---------- The records ----------
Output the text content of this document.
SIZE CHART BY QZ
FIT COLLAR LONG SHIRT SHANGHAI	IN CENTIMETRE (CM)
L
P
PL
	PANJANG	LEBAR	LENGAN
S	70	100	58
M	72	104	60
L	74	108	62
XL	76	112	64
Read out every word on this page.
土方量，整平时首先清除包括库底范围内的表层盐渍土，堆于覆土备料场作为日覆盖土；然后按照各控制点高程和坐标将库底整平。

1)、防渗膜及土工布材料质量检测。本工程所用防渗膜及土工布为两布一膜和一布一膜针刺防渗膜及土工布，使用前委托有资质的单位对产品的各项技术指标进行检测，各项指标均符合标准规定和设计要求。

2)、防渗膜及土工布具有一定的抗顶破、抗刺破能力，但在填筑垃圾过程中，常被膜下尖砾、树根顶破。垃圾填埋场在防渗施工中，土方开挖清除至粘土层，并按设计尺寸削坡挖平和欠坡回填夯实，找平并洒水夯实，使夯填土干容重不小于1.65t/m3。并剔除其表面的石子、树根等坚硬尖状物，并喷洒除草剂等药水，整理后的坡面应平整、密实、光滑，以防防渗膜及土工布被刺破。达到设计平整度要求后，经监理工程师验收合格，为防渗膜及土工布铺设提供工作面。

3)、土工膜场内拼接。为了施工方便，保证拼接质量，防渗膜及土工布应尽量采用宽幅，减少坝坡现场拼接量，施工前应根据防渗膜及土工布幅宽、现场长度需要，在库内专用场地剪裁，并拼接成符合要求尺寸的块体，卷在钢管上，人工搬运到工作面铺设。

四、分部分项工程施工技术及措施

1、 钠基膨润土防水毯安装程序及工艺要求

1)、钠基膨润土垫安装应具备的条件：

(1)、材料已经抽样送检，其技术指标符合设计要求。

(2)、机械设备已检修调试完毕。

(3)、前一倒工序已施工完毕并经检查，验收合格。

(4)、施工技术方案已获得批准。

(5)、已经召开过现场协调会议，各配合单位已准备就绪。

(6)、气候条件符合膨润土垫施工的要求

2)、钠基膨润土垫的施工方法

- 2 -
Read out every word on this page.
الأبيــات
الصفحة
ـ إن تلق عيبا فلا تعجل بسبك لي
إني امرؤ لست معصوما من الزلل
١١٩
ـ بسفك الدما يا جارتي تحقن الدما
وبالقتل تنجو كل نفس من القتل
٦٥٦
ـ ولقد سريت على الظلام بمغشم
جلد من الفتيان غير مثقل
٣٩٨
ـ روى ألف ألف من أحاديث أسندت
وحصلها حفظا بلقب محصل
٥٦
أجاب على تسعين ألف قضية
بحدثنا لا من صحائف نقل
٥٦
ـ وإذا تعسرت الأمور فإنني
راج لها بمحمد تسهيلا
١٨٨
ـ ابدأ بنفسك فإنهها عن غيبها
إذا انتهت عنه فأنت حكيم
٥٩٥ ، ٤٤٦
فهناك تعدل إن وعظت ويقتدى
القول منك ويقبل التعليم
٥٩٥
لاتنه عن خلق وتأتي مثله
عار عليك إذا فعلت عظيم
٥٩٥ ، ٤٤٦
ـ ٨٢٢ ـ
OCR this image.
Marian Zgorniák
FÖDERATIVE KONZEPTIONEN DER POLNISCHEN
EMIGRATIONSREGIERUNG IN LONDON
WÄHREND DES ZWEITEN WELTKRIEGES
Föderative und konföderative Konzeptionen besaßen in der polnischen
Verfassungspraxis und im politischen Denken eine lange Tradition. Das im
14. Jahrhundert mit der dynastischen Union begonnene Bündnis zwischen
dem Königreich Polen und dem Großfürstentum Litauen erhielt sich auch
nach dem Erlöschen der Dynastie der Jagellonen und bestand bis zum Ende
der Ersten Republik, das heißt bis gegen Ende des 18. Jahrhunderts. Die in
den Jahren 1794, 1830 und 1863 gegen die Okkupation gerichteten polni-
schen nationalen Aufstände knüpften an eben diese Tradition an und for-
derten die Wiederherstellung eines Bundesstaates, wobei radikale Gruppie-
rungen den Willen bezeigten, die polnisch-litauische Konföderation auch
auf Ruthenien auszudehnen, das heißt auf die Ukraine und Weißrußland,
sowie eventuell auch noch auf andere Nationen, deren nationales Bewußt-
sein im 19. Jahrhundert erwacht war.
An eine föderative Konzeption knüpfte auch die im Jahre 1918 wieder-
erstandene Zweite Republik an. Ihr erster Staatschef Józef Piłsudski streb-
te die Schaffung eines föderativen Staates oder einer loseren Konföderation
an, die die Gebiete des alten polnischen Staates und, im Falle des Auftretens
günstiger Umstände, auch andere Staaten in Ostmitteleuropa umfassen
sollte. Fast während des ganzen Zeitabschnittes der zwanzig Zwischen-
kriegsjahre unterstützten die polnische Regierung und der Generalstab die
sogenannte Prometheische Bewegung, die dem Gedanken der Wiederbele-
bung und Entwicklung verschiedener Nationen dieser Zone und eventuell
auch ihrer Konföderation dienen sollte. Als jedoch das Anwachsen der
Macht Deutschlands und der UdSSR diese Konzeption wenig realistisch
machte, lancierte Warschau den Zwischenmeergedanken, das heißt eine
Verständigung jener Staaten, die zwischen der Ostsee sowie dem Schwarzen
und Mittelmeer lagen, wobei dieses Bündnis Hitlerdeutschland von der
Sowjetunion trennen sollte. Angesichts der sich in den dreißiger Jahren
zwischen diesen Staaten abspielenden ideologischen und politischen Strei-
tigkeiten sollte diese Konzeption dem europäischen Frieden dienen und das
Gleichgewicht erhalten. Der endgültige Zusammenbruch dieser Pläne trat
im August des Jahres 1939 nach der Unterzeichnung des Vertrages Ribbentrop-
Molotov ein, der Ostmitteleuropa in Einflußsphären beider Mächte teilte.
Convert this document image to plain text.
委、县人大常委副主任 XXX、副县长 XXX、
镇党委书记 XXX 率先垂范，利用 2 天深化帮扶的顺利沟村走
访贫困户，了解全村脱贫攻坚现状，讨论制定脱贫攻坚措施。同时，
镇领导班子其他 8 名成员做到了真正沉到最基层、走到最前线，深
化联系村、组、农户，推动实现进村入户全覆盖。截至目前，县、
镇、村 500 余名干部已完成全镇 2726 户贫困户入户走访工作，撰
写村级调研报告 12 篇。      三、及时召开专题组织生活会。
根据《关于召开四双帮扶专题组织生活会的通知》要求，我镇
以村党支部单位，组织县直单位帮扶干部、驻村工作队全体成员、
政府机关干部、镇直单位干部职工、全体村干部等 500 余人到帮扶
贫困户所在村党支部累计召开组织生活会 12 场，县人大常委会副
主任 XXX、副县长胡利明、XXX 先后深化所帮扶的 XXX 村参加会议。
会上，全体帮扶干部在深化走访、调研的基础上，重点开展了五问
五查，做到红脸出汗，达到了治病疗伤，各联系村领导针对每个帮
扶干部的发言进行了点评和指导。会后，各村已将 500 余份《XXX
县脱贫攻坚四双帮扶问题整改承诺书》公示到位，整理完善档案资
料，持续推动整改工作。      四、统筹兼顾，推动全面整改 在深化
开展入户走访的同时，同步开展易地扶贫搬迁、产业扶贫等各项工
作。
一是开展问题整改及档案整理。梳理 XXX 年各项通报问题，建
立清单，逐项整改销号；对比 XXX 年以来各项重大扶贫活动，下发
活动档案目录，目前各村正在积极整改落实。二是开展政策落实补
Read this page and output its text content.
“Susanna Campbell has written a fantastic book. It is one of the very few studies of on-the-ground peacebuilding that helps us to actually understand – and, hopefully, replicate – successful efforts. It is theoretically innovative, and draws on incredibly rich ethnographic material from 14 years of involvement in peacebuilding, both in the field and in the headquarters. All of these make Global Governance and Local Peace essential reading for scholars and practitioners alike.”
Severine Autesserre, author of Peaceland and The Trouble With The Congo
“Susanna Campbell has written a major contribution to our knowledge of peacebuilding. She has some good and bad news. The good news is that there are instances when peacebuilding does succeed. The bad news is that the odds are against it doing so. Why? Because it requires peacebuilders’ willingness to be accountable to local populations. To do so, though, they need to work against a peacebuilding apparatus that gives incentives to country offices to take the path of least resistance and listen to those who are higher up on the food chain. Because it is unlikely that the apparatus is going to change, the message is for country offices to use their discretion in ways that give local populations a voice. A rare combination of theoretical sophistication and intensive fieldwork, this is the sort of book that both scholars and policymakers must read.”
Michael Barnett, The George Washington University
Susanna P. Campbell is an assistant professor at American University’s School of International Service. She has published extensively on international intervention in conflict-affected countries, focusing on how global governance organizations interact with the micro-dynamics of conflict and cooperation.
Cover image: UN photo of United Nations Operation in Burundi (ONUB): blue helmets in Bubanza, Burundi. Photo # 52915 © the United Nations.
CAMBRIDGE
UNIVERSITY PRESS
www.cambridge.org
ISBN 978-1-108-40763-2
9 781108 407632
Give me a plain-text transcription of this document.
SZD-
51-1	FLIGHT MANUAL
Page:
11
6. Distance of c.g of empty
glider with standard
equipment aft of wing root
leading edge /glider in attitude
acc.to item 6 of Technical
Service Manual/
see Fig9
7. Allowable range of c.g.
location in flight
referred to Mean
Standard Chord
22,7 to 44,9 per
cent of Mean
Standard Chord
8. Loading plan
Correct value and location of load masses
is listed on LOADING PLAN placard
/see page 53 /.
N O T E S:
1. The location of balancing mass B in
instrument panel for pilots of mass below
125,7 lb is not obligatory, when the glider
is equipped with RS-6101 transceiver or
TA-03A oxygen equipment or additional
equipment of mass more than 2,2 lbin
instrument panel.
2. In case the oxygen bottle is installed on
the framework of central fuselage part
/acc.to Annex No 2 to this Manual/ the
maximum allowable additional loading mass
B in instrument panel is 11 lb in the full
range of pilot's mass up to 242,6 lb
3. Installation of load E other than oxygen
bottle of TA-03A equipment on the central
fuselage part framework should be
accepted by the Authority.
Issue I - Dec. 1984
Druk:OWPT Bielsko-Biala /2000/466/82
----------
Your objective » Search the listing for the word "Staaten". Copy every line in which it occurs.

Written solution »
günstiger Umstände, auch andere Staaten in Ostmitteleuropa umfassen
Verständigung jener Staaten, die zwischen der Ostsee sowie dem Schwarzen
zwischen diesen Staaten abspielenden ideologischen und politischen Strei-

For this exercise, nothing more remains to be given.